The exercise:
Reproduce the following material exactly, including every line.

-=-=-

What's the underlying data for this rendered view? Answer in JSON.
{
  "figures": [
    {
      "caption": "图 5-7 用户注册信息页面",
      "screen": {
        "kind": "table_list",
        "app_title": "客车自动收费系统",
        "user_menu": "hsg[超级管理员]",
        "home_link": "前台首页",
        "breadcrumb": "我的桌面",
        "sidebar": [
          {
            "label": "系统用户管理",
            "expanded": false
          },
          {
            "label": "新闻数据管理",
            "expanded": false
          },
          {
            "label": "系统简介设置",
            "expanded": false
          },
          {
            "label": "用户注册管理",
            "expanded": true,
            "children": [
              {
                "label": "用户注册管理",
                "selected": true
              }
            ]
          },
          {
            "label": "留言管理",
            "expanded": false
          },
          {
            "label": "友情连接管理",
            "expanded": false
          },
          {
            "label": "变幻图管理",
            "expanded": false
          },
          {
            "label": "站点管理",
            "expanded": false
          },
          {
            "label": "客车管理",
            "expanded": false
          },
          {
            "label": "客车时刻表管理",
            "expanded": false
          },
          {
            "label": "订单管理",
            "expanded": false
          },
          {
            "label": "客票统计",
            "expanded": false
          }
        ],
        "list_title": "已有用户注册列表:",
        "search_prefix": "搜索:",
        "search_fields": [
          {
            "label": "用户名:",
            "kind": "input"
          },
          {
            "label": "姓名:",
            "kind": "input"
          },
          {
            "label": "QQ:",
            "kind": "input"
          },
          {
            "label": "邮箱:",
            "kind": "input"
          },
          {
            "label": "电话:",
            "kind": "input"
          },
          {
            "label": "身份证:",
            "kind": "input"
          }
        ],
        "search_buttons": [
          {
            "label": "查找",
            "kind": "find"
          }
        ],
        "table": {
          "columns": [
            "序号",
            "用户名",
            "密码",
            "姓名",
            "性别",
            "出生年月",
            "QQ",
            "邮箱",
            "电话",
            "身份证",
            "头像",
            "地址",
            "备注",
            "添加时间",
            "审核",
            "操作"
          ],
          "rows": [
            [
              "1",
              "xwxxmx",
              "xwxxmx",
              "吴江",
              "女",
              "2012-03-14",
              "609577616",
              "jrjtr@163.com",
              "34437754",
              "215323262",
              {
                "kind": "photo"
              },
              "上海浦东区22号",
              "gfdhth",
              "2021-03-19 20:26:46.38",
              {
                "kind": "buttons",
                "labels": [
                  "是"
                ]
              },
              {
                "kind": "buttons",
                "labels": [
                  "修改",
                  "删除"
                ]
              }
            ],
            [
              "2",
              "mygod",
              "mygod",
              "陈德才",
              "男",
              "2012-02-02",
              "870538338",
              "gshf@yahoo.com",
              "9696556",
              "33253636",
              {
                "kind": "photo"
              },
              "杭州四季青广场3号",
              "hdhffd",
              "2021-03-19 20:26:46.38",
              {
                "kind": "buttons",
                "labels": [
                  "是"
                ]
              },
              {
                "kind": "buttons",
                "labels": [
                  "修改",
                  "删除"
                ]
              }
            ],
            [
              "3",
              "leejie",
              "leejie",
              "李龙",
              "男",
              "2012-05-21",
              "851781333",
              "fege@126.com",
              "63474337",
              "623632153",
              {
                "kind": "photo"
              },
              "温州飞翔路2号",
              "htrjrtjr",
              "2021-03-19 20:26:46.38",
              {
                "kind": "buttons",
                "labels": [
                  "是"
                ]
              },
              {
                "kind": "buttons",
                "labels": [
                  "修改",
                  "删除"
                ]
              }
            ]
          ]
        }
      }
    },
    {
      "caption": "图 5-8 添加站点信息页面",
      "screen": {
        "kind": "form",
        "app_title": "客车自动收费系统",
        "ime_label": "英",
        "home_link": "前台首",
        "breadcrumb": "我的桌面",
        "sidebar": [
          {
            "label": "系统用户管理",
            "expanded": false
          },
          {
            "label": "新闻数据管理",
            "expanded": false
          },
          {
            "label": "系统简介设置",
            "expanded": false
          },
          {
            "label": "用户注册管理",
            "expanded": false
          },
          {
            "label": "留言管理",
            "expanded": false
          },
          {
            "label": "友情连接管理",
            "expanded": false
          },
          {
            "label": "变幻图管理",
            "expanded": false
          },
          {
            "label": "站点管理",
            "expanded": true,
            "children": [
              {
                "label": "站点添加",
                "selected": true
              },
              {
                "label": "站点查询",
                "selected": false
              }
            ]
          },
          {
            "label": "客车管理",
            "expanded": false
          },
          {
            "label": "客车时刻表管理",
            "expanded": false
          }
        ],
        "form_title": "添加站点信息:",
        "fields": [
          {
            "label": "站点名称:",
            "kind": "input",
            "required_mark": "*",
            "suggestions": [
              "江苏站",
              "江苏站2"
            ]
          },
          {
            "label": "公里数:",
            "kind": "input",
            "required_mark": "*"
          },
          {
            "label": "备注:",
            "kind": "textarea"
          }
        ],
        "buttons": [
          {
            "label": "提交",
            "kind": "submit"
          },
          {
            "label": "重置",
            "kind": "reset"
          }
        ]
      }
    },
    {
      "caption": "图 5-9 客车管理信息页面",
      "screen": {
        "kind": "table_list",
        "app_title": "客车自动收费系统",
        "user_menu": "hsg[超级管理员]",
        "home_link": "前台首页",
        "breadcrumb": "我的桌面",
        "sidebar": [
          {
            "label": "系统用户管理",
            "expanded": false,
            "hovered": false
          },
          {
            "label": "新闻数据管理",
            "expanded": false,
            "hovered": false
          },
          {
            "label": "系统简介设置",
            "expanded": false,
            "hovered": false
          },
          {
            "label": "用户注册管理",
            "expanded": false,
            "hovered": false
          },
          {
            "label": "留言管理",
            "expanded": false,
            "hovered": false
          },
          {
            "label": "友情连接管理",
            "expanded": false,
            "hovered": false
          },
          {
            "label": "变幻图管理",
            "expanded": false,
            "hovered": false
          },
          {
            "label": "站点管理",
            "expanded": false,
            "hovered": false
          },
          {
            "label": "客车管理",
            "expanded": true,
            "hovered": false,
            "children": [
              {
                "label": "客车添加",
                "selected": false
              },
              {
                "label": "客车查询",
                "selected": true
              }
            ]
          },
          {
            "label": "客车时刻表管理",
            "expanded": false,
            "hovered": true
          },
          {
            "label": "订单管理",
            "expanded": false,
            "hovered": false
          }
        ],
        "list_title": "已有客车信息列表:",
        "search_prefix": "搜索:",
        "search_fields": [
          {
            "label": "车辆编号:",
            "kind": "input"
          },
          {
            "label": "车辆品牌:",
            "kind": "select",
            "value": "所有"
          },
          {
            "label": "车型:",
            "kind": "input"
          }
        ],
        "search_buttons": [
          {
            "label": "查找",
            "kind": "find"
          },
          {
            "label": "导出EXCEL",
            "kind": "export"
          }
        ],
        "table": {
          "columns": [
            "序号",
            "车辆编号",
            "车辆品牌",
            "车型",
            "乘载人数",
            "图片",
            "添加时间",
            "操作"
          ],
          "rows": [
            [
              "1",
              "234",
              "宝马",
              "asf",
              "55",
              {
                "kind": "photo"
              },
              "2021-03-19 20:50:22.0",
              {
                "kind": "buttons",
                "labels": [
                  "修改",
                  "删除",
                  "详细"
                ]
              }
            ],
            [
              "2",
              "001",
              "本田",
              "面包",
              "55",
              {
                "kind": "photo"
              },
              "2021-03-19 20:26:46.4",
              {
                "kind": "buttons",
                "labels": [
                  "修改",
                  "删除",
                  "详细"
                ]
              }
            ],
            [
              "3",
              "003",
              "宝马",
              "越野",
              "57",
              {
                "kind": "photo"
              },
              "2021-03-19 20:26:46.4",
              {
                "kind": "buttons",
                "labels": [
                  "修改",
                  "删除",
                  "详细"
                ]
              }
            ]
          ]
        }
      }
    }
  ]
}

-=-=-

The response:
What's the underlying data for this rendered view? Answer in JSON.
{
  "figures": [
    {
      "caption": "图 5-7 用户注册信息页面",
      "screen": {
        "kind": "table_list",
        "app_title": "客车自动收费系统",
        "user_menu": "hsg[超级管理员]",
        "home_link": "前台首页",
        "breadcrumb": "我的桌面",
        "sidebar": [
          {
            "label": "系统用户管理",
            "expanded": false
          },
          {
            "label": "新闻数据管理",
            "expanded": false
          },
          {
            "label": "系统简介设置",
            "expanded": false
          },
          {
            "label": "用户注册管理",
            "expanded": true,
            "children": [
              {
                "label": "用户注册管理",
                "selected": true
              }
            ]
          },
          {
            "label": "留言管理",
            "expanded": false
          },
          {
            "label": "友情连接管理",
            "expanded": false
          },
          {
            "label": "变幻图管理",
            "expanded": false
          },
          {
            "label": "站点管理",
            "expanded": false
          },
          {
            "label": "客车管理",
            "expanded": false
          },
          {
            "label": "客车时刻表管理",
            "expanded": false
          },
          {
            "label": "订单管理",
            "expanded": false
          },
          {
            "label": "客票统计",
            "expanded": false
          }
        ],
        "list_title": "已有用户注册列表:",
        "search_prefix": "搜索:",
        "search_fields": [
          {
            "label": "用户名:",
            "kind": "input"
          },
          {
            "label": "姓名:",
            "kind": "input"
          },
          {
            "label": "QQ:",
            "kind": "input"
          },
          {
            "label": "邮箱:",
            "kind": "input"
          },
          {
            "label": "电话:",
            "kind": "input"
          },
          {
            "label": "身份证:",
            "kind": "input"
          }
        ],
        "search_buttons": [
          {
            "label": "查找",
            "kind": "find"
          }
        ],
        "table": {
          "columns": [
            "序号",
            "用户名",
            "密码",
            "姓名",
            "性别",
            "出生年月",
            "QQ",
            "邮箱",
            "电话",
            "身份证",
            "头像",
            "地址",
            "备注",
            "添加时间",
            "审核",
            "操作"
          ],
          "rows": [
            [
              "1",
              "xwxxmx",
              "xwxxmx",
              "吴江",
              "女",
              "2012-03-14",
              "609577616",
              "jrjtr@163.com",
              "34437754",
              "215323262",
              {
                "kind": "photo"
              },
              "上海浦东区22号",
              "gfdhth",
              "2021-03-19 20:26:46.38",
              {
                "kind": "buttons",
                "labels": [
                  "是"
                ]
              },
              {
                "kind": "buttons",
                "labels": [
                  "修改",
                  "删除"
                ]
              }
            ],
            [
              "2",
              "mygod",
              "mygod",
              "陈德才",
              "男",
              "2012-02-02",
              "870538338",
              "gshf@yahoo.com",
              "9696556",
              "33253636",
              {
                "kind": "photo"
              },
              "杭州四季青广场3号",
              "hdhffd",
              "2021-03-19 20:26:46.38",
              {
                "kind": "buttons",
                "labels": [
                  "是"
                ]
              },
              {
                "kind": "buttons",
                "labels": [
                  "修改",
                  "删除"
                ]
              }
            ],
            [
              "3",
              "leejie",
              "leejie",
              "李龙",
              "男",
              "2012-05-21",
              "851781333",
              "fege@126.com",
              "63474337",
              "623632153",
              {
                "kind": "photo"
              },
              "温州飞翔路2号",
              "htrjrtjr",
              "2021-03-19 20:26:46.38",
              {
                "kind": "buttons",
                "labels": [
                  "是"
                ]
              },
              {
                "kind": "buttons",
                "labels": [
                  "修改",
                  "删除"
                ]
              }
            ]
          ]
        }
      }
    },
    {
      "caption": "图 5-8 添加站点信息页面",
      "screen": {
        "kind": "form",
        "app_title": "客车自动收费系统",
        "ime_label": "英",
        "home_link": "前台首",
        "breadcrumb": "我的桌面",
        "sidebar": [
          {
            "label": "系统用户管理",
            "expanded": false
          },
          {
            "label": "新闻数据管理",
            "expanded": false
          },
          {
            "label": "系统简介设置",
            "expanded": false
          },
          {
            "label": "用户注册管理",
            "expanded": false
          },
          {
            "label": "留言管理",
            "expanded": false
          },
          {
            "label": "友情连接管理",
            "expanded": false
          },
          {
            "label": "变幻图管理",
            "expanded": false
          },
          {
            "label": "站点管理",
            "expanded": true,
            "children": [
              {
                "label": "站点添加",
                "selected": true
              },
              {
                "label": "站点查询",
                "selected": false
              }
            ]
          },
          {
            "label": "客车管理",
            "expanded": false
          },
          {
            "label": "客车时刻表管理",
            "expanded": false
          }
        ],
        "form_title": "添加站点信息:",
        "fields": [
          {
            "label": "站点名称:",
            "kind": "input",
            "required_mark": "*",
            "suggestions": [
              "江苏站",
              "江苏站2"
            ]
          },
          {
            "label": "公里数:",
            "kind": "input",
            "required_mark": "*"
          },
          {
            "label": "备注:",
            "kind": "textarea"
          }
        ],
        "buttons": [
          {
            "label": "提交",
            "kind": "submit"
          },
          {
            "label": "重置",
            "kind": "reset"
          }
        ]
      }
    },
    {
      "caption": "图 5-9 客车管理信息页面",
      "screen": {
        "kind": "table_list",
        "app_title": "客车自动收费系统",
        "user_menu": "hsg[超级管理员]",
        "home_link": "前台首页",
        "breadcrumb": "我的桌面",
        "sidebar": [
          {
            "label": "系统用户管理",
            "expanded": false,
            "hovered": false
          },
          {
            "label": "新闻数据管理",
            "expanded": false,
            "hovered": false
          },
          {
            "label": "系统简介设置",
            "expanded": false,
            "hovered": false
          },
          {
            "label": "用户注册管理",
            "expanded": false,
            "hovered": false
          },
          {
            "label": "留言管理",
            "expanded": false,
            "hovered": false
          },
          {
            "label": "友情连接管理",
            "expanded": false,
            "hovered": false
          },
          {
            "label": "变幻图管理",
            "expanded": false,
            "hovered": false
          },
          {
            "label": "站点管理",
            "expanded": false,
            "hovered": false
          },
          {
            "label": "客车管理",
            "expanded": true,
            "hovered": false,
            "children": [
              {
                "label": "客车添加",
                "selected": false
              },
              {
                "label": "客车查询",
                "selected": true
              }
            ]
          },
          {
            "label": "客车时刻表管理",
            "expanded": false,
            "hovered": true
          },
          {
            "label": "订单管理",
            "expanded": false,
            "hovered": false
          }
        ],
        "list_title": "已有客车信息列表:",
        "search_prefix": "搜索:",
        "search_fields": [
          {
            "label": "车辆编号:",
            "kind": "input"
          },
          {
            "label": "车辆品牌:",
            "kind": "select",
            "value": "所有"
          },
          {
            "label": "车型:",
            "kind": "input"
          }
        ],
        "search_buttons": [
          {
            "label": "查找",
            "kind": "find"
          },
          {
            "label": "导出EXCEL",
            "kind": "export"
          }
        ],
        "table": {
          "columns": [
            "序号",
            "车辆编号",
            "车辆品牌",
            "车型",
            "乘载人数",
            "图片",
            "添加时间",
            "操作"
          ],
          "rows": [
            [
              "1",
              "234",
              "宝马",
              "asf",
              "55",
              {
                "kind": "photo"
              },
              "2021-03-19 20:50:22.0",
              {
                "kind": "buttons",
                "labels": [
                  "修改",
                  "删除",
                  "详细"
                ]
              }
            ],
            [
              "2",
              "001",
              "本田",
              "面包",
              "55",
              {
                "kind": "photo"
              },
              "2021-03-19 20:26:46.4",
              {
                "kind": "buttons",
                "labels": [
                  "修改",
                  "删除",
                  "详细"
                ]
              }
            ],
            [
              "3",
              "003",
              "宝马",
              "越野",
              "57",
              {
                "kind": "photo"
              },
              "2021-03-19 20:26:46.4",
              {
                "kind": "buttons",
                "labels": [
                  "修改",
                  "删除",
                  "详细"
                ]
              }
            ]
          ]
        }
      }
    }
  ]
}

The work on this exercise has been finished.